▸ Goal: Give back, unchanged, each line from the one containing "Transcribe this image's" through the last line of the entries below.

═════ Supplied information ═════

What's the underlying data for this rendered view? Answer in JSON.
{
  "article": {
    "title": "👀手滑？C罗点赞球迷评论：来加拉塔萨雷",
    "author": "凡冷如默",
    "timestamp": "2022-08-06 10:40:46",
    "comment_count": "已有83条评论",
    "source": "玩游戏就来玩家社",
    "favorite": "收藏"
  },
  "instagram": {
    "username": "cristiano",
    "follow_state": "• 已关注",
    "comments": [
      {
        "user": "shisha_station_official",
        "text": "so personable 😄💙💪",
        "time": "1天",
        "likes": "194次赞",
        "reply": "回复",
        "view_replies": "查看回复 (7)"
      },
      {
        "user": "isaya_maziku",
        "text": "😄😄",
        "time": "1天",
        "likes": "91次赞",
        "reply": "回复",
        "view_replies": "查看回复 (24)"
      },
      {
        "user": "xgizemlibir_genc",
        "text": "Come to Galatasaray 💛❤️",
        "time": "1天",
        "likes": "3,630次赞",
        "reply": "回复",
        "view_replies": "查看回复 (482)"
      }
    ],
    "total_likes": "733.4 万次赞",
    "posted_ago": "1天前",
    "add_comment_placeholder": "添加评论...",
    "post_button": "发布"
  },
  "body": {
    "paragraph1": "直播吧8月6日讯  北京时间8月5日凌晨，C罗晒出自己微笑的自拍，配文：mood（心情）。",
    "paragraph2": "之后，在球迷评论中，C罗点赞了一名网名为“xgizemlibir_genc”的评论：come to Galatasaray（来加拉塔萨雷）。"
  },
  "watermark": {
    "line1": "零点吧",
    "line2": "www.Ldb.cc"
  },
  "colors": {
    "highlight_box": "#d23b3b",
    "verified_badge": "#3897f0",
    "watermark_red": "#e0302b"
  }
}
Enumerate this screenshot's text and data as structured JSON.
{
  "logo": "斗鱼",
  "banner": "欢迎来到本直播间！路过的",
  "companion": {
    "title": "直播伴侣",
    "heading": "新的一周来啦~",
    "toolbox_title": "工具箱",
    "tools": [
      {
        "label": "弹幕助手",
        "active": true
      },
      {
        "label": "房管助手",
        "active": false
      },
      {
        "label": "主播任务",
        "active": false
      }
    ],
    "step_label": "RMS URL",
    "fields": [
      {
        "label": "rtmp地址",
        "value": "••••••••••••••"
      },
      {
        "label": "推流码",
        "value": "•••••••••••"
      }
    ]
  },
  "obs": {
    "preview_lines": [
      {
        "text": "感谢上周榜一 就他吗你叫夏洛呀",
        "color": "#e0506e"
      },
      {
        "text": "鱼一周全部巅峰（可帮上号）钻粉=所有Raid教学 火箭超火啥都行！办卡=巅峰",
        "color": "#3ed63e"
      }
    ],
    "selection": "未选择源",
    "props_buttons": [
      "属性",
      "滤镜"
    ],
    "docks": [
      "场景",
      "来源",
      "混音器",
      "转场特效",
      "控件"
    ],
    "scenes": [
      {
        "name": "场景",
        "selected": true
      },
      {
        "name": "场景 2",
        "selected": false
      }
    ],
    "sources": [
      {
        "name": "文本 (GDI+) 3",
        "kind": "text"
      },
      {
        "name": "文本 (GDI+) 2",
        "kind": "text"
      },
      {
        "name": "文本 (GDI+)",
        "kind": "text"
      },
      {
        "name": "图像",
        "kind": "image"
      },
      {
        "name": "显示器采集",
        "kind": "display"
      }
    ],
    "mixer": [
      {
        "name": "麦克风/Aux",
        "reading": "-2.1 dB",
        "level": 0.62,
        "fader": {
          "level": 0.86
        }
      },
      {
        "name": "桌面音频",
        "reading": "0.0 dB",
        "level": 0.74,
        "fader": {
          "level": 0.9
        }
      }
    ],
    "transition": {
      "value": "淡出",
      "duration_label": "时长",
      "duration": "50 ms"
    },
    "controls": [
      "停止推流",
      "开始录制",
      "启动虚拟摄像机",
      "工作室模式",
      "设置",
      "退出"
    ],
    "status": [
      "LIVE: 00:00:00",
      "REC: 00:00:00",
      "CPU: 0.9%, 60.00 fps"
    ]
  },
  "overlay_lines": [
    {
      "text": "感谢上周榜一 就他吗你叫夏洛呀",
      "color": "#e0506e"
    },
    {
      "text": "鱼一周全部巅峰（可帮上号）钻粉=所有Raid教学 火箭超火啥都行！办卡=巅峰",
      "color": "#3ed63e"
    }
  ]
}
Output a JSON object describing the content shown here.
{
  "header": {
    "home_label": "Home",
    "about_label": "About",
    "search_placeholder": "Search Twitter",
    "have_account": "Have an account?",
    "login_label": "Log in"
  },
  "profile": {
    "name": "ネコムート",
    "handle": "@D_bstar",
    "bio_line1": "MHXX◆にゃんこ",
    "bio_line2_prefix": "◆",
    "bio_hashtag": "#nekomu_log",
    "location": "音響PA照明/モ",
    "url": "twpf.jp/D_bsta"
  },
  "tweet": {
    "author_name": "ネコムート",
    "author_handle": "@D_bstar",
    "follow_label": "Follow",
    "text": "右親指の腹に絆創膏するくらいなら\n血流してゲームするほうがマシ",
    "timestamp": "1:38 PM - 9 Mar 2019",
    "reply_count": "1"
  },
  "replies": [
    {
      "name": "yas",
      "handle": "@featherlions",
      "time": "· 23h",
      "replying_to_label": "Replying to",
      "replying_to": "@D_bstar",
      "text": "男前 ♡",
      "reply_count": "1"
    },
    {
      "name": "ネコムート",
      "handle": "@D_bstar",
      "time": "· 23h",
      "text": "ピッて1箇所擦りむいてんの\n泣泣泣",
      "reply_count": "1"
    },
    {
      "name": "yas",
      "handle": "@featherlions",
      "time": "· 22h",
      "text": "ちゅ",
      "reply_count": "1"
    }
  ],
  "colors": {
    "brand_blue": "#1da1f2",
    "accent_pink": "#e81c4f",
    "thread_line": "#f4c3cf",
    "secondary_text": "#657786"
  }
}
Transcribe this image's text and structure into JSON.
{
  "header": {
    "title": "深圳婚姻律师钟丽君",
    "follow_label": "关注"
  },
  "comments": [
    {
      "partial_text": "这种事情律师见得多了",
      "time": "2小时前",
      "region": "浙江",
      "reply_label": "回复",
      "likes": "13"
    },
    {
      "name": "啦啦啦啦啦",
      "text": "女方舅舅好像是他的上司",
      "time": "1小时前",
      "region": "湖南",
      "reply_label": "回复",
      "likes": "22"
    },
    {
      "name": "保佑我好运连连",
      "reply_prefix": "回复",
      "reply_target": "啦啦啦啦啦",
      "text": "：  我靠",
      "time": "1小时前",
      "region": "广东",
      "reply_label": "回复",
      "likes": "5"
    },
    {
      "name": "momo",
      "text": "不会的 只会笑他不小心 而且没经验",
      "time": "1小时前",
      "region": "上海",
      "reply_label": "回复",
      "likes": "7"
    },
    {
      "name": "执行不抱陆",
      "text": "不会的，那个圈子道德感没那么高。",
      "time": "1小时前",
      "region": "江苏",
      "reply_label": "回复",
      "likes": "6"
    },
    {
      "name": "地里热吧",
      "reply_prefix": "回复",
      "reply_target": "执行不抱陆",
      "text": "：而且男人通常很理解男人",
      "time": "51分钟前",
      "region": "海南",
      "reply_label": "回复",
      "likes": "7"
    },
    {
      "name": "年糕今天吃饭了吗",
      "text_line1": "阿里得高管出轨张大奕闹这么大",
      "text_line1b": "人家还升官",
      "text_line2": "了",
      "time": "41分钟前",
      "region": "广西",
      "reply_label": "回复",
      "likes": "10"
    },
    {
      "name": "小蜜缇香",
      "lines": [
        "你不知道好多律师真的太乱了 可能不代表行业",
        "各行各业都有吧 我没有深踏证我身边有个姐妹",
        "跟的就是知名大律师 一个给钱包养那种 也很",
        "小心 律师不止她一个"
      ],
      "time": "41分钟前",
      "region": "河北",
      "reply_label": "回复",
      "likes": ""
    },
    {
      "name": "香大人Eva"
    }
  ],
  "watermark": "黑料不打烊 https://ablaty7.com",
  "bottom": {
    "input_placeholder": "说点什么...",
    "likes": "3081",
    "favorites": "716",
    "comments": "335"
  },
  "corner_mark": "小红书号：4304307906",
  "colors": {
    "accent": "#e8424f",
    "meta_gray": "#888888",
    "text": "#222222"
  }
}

═════

▸ Task output:
Transcribe this image's text and structure into JSON.
{
  "header": {
    "title": "深圳婚姻律师钟丽君",
    "follow_label": "关注"
  },
  "comments": [
    {
      "partial_text": "这种事情律师见得多了",
      "time": "2小时前",
      "region": "浙江",
      "reply_label": "回复",
      "likes": "13"
    },
    {
      "name": "啦啦啦啦啦",
      "text": "女方舅舅好像是他的上司",
      "time": "1小时前",
      "region": "湖南",
      "reply_label": "回复",
      "likes": "22"
    },
    {
      "name": "保佑我好运连连",
      "reply_prefix": "回复",
      "reply_target": "啦啦啦啦啦",
      "text": "：  我靠",
      "time": "1小时前",
      "region": "广东",
      "reply_label": "回复",
      "likes": "5"
    },
    {
      "name": "momo",
      "text": "不会的 只会笑他不小心 而且没经验",
      "time": "1小时前",
      "region": "上海",
      "reply_label": "回复",
      "likes": "7"
    },
    {
      "name": "执行不抱陆",
      "text": "不会的，那个圈子道德感没那么高。",
      "time": "1小时前",
      "region": "江苏",
      "reply_label": "回复",
      "likes": "6"
    },
    {
      "name": "地里热吧",
      "reply_prefix": "回复",
      "reply_target": "执行不抱陆",
      "text": "：而且男人通常很理解男人",
      "time": "51分钟前",
      "region": "海南",
      "reply_label": "回复",
      "likes": "7"
    },
    {
      "name": "年糕今天吃饭了吗",
      "text_line1": "阿里得高管出轨张大奕闹这么大",
      "text_line1b": "人家还升官",
      "text_line2": "了",
      "time": "41分钟前",
      "region": "广西",
      "reply_label": "回复",
      "likes": "10"
    },
    {
      "name": "小蜜缇香",
      "lines": [
        "你不知道好多律师真的太乱了 可能不代表行业",
        "各行各业都有吧 我没有深踏证我身边有个姐妹",
        "跟的就是知名大律师 一个给钱包养那种 也很",
        "小心 律师不止她一个"
      ],
      "time": "41分钟前",
      "region": "河北",
      "reply_label": "回复",
      "likes": ""
    },
    {
      "name": "香大人Eva"
    }
  ],
  "watermark": "黑料不打烊 https://ablaty7.com",
  "bottom": {
    "input_placeholder": "说点什么...",
    "likes": "3081",
    "favorites": "716",
    "comments": "335"
  },
  "corner_mark": "小红书号：4304307906",
  "colors": {
    "accent": "#e8424f",
    "meta_gray": "#888888",
    "text": "#222222"
  }
}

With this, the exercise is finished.